Copy out each line of the data that holds the word "alguna".
# Start of Data records
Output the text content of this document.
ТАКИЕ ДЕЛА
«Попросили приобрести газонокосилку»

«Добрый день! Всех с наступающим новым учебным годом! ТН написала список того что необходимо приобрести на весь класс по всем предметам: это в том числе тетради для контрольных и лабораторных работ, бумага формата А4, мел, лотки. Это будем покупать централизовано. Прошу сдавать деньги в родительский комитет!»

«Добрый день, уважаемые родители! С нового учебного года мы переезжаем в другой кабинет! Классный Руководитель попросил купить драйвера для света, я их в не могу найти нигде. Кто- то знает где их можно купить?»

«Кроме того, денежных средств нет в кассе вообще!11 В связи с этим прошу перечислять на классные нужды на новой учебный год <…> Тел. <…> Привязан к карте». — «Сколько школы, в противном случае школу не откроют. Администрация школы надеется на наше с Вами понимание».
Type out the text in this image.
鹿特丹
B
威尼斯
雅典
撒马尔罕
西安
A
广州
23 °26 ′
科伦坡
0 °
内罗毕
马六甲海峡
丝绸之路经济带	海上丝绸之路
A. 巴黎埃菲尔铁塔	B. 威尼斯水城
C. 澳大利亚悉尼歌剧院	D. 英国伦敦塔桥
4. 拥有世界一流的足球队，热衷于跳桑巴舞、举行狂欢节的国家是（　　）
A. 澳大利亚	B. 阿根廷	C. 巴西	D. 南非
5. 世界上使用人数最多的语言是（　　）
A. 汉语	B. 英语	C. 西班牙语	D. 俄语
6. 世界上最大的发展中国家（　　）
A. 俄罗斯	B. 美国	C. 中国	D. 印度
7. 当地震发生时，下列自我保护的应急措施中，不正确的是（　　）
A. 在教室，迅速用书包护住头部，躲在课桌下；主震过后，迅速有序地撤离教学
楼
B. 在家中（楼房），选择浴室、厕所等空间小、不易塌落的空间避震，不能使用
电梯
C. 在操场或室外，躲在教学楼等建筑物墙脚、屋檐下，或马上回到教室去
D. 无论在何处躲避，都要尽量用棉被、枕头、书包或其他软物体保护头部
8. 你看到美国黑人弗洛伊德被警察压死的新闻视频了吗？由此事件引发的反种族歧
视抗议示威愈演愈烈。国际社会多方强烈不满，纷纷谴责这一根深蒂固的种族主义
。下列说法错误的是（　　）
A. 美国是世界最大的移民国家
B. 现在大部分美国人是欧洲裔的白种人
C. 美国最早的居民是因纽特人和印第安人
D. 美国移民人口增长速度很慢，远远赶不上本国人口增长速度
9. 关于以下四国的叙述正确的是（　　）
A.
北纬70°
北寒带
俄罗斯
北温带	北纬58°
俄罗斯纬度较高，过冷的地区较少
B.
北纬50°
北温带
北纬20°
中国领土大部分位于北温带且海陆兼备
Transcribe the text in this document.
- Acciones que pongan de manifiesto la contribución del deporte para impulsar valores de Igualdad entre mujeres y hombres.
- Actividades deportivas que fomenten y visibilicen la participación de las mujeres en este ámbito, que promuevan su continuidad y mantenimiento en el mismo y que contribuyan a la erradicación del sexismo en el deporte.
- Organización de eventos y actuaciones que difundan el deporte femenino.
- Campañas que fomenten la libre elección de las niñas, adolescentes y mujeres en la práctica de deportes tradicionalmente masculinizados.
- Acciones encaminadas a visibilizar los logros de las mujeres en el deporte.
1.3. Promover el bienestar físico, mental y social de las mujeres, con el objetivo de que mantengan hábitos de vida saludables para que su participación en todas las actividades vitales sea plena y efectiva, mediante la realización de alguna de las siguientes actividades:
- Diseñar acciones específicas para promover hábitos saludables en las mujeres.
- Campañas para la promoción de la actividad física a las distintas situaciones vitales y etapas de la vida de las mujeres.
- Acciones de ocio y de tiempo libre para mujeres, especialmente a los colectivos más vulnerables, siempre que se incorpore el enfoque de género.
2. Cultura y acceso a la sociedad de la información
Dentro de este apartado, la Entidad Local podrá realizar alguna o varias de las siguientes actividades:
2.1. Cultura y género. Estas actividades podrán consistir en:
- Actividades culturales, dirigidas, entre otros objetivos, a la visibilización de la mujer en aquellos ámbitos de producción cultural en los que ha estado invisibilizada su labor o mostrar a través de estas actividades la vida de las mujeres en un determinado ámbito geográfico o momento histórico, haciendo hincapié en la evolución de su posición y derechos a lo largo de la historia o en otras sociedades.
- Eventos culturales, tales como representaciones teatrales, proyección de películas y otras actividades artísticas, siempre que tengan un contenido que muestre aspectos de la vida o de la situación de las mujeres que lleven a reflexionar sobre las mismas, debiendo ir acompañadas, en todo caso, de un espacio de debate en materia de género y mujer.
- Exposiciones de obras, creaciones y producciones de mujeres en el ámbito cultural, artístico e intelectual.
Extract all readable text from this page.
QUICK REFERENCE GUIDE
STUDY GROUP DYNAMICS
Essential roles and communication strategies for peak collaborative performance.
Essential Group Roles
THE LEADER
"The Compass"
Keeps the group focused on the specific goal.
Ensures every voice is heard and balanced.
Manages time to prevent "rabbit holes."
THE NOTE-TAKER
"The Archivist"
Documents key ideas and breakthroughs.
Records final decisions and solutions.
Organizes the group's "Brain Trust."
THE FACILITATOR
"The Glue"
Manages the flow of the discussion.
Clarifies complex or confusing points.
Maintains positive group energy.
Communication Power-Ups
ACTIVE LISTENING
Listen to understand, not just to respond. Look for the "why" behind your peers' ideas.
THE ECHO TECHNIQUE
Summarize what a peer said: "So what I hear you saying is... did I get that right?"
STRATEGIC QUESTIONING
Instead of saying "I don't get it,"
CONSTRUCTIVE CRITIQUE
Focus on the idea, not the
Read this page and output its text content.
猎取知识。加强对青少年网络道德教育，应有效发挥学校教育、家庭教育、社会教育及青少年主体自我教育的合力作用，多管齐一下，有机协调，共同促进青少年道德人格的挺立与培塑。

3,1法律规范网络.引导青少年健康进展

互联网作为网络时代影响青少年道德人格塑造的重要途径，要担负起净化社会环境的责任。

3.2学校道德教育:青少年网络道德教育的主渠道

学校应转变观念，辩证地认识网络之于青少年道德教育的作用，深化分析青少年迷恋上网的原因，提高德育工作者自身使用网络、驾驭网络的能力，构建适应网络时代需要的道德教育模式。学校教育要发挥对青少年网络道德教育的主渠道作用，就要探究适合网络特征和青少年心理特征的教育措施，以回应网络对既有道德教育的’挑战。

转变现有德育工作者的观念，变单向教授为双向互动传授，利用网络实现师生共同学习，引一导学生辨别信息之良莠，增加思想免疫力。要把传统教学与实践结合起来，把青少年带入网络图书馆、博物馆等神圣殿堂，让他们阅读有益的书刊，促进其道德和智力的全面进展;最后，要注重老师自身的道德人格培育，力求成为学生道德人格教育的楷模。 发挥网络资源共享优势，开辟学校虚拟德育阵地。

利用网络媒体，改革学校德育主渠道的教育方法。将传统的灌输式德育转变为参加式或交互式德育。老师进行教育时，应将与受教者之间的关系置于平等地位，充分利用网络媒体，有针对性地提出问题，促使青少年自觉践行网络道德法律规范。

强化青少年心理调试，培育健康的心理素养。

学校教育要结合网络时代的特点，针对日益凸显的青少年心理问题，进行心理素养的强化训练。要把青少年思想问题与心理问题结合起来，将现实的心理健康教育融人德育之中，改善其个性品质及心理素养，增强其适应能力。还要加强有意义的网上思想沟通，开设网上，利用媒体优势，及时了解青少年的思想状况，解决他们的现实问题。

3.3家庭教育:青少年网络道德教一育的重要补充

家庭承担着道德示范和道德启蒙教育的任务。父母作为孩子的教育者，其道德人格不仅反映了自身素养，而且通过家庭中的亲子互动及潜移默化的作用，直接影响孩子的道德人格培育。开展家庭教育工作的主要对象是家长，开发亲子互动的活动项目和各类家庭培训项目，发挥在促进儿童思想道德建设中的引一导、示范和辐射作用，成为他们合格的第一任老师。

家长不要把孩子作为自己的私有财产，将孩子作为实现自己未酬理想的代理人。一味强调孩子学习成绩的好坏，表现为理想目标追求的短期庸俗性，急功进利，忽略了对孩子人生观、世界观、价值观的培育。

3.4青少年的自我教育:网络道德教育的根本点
# End of Data records
• **Reply to the exercise**
1.3. Promover el bienestar físico, mental y social de las mujeres, con el objetivo de que mantengan hábitos de vida saludables para que su participación en todas las actividades vitales sea plena y efectiva, mediante la realización de alguna de las siguientes actividades:
Dentro de este apartado, la Entidad Local podrá realizar alguna o varias de las siguientes actividades:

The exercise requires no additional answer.